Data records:
* begin *

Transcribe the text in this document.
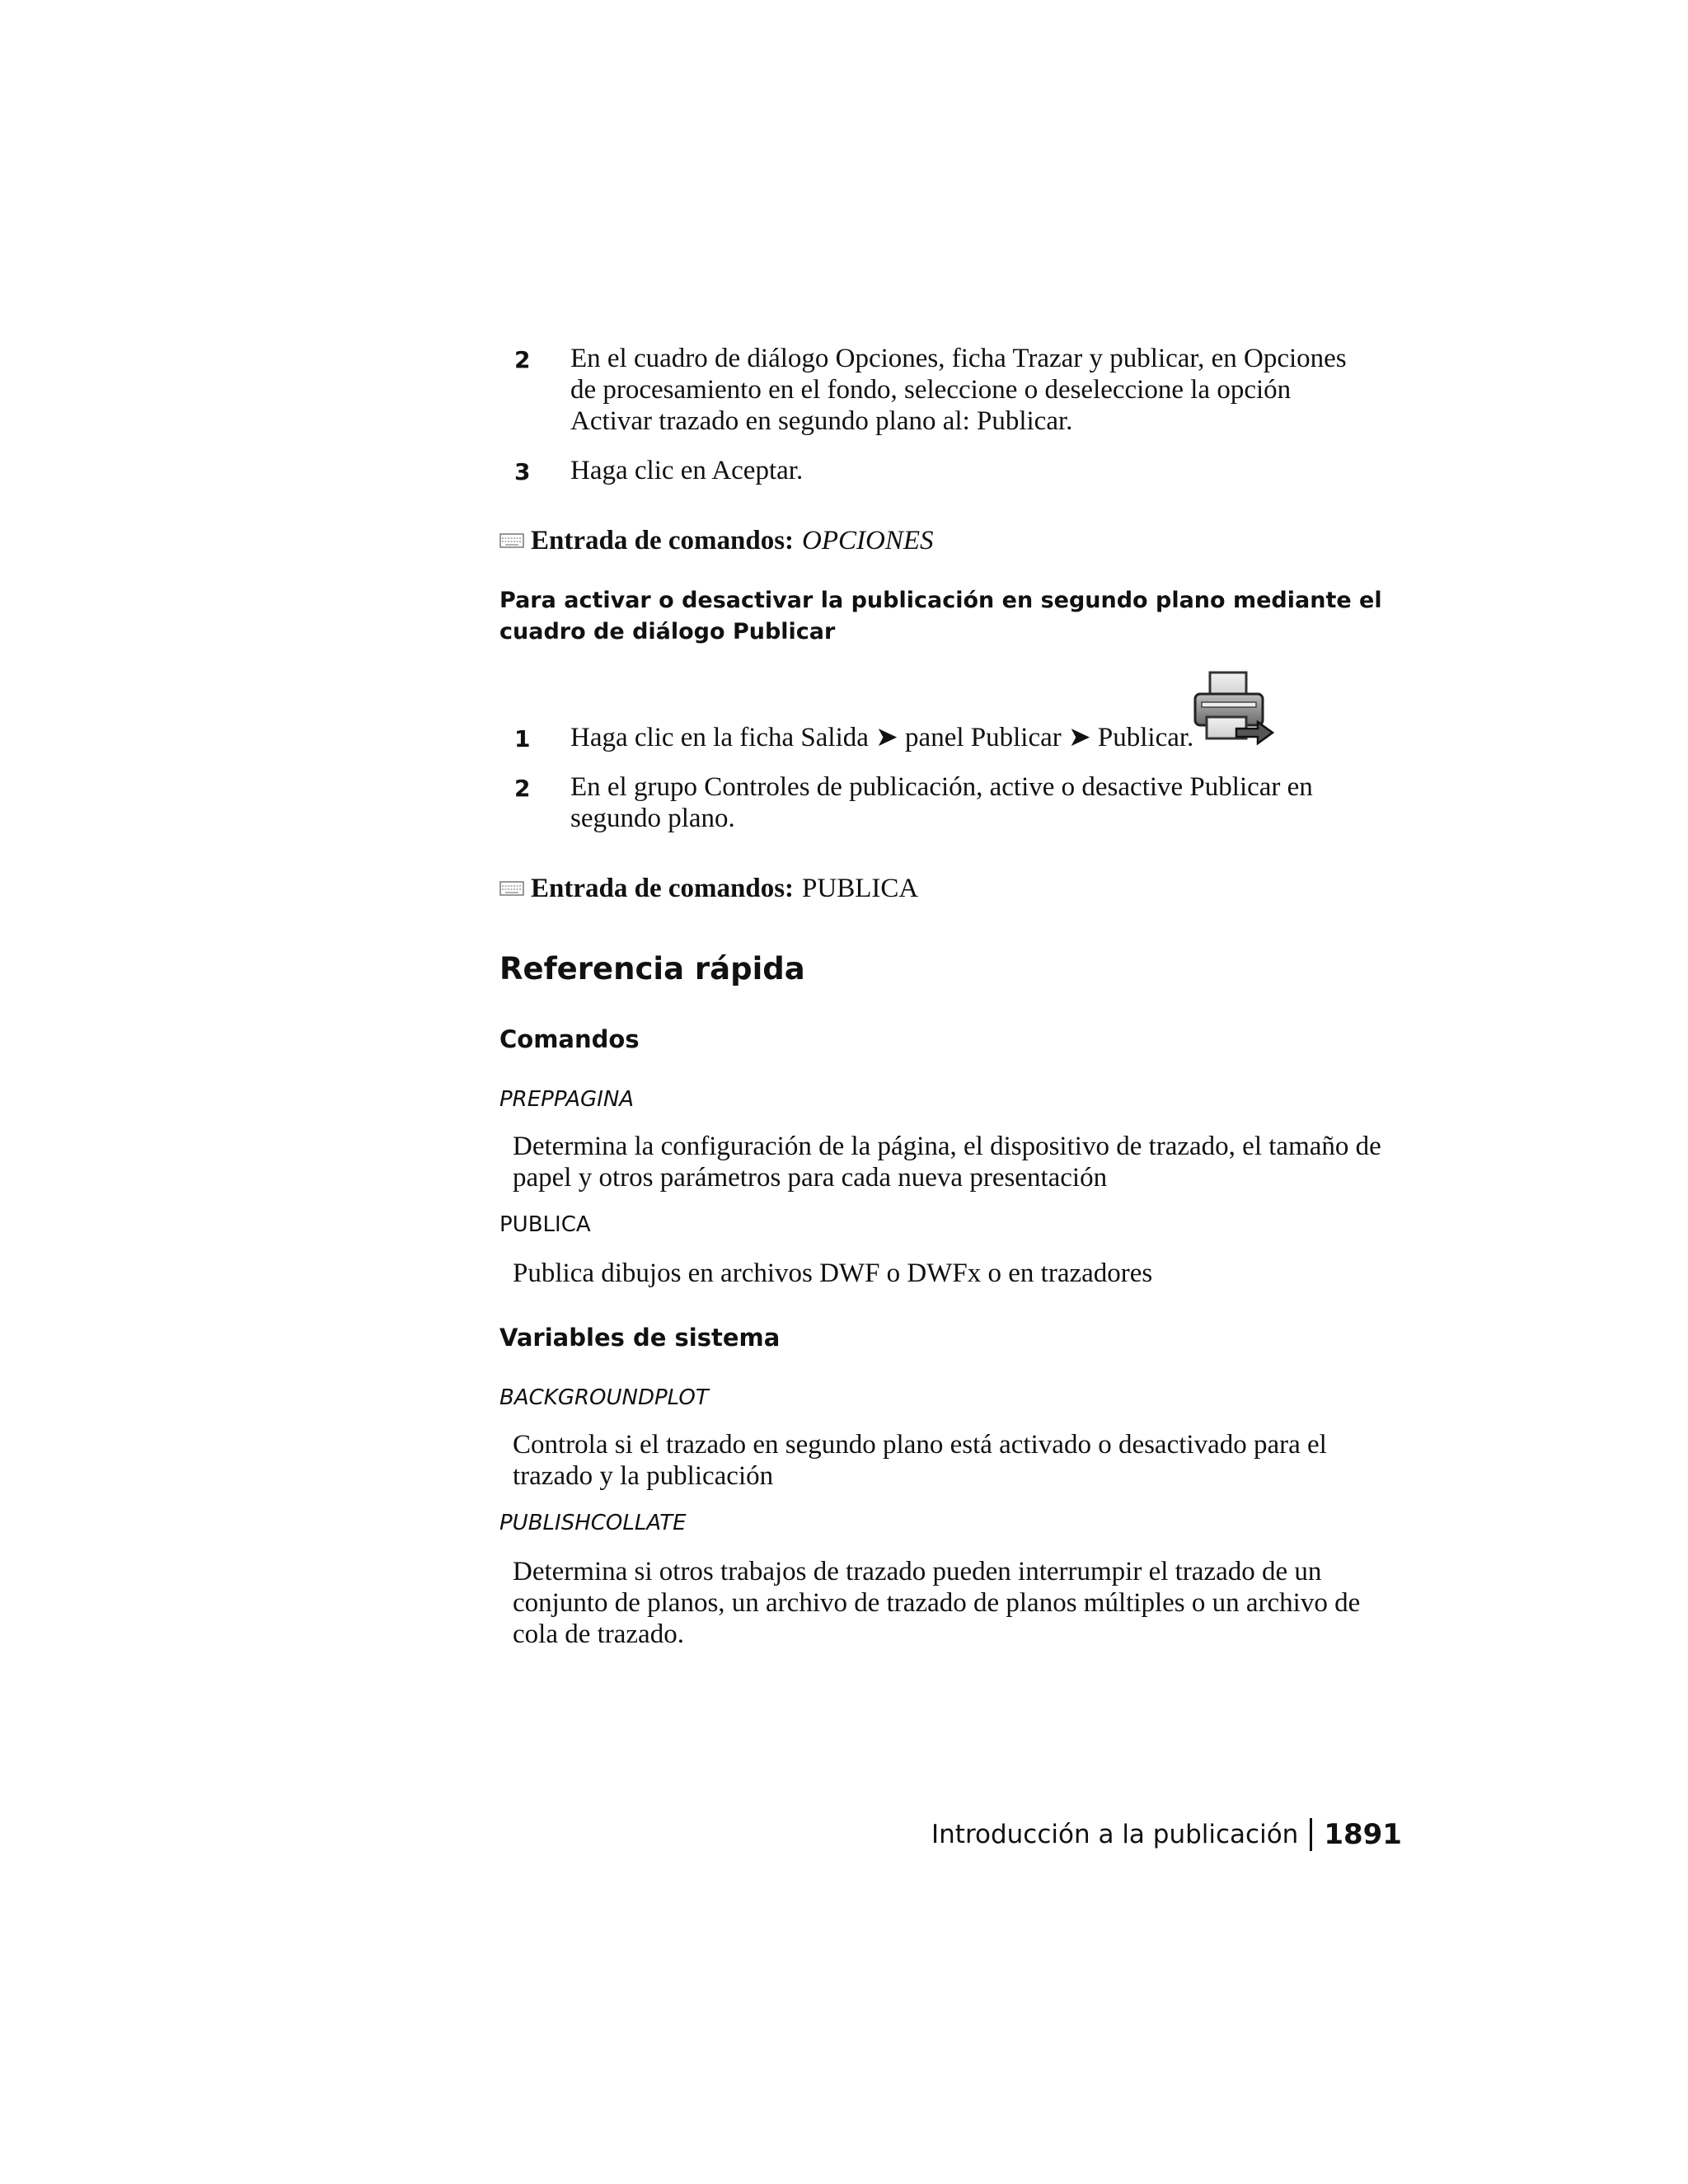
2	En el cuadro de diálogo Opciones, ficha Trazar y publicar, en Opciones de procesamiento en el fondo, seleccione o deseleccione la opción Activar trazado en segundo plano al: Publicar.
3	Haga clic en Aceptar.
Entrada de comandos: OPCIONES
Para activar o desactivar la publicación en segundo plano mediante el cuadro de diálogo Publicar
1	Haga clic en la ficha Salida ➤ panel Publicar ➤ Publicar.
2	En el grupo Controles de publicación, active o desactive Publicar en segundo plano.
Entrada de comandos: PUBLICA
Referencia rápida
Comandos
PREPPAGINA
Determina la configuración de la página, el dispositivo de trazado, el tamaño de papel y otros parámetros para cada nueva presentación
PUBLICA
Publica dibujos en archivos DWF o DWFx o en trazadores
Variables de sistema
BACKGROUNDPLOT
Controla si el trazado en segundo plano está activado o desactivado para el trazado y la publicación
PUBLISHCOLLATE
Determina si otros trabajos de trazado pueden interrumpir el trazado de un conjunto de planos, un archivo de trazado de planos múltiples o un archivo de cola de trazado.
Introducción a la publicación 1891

* end *

Pictures in the records above are not copied; print everything else exactly.

Transcribe the text in this document.
2	En el cuadro de diálogo Opciones, ficha Trazar y publicar, en Opciones de procesamiento en el fondo, seleccione o deseleccione la opción Activar trazado en segundo plano al: Publicar.
3	Haga clic en Aceptar.
Entrada de comandos: OPCIONES
Para activar o desactivar la publicación en segundo plano mediante el cuadro de diálogo Publicar
1	Haga clic en la ficha Salida ➤ panel Publicar ➤ Publicar.
2	En el grupo Controles de publicación, active o desactive Publicar en segundo plano.
Entrada de comandos: PUBLICA
Referencia rápida
Comandos
PREPPAGINA
Determina la configuración de la página, el dispositivo de trazado, el tamaño de papel y otros parámetros para cada nueva presentación
PUBLICA
Publica dibujos en archivos DWF o DWFx o en trazadores
Variables de sistema
BACKGROUNDPLOT
Controla si el trazado en segundo plano está activado o desactivado para el trazado y la publicación
PUBLISHCOLLATE
Determina si otros trabajos de trazado pueden interrumpir el trazado de un conjunto de planos, un archivo de trazado de planos múltiples o un archivo de cola de trazado.
Introducción a la publicación 1891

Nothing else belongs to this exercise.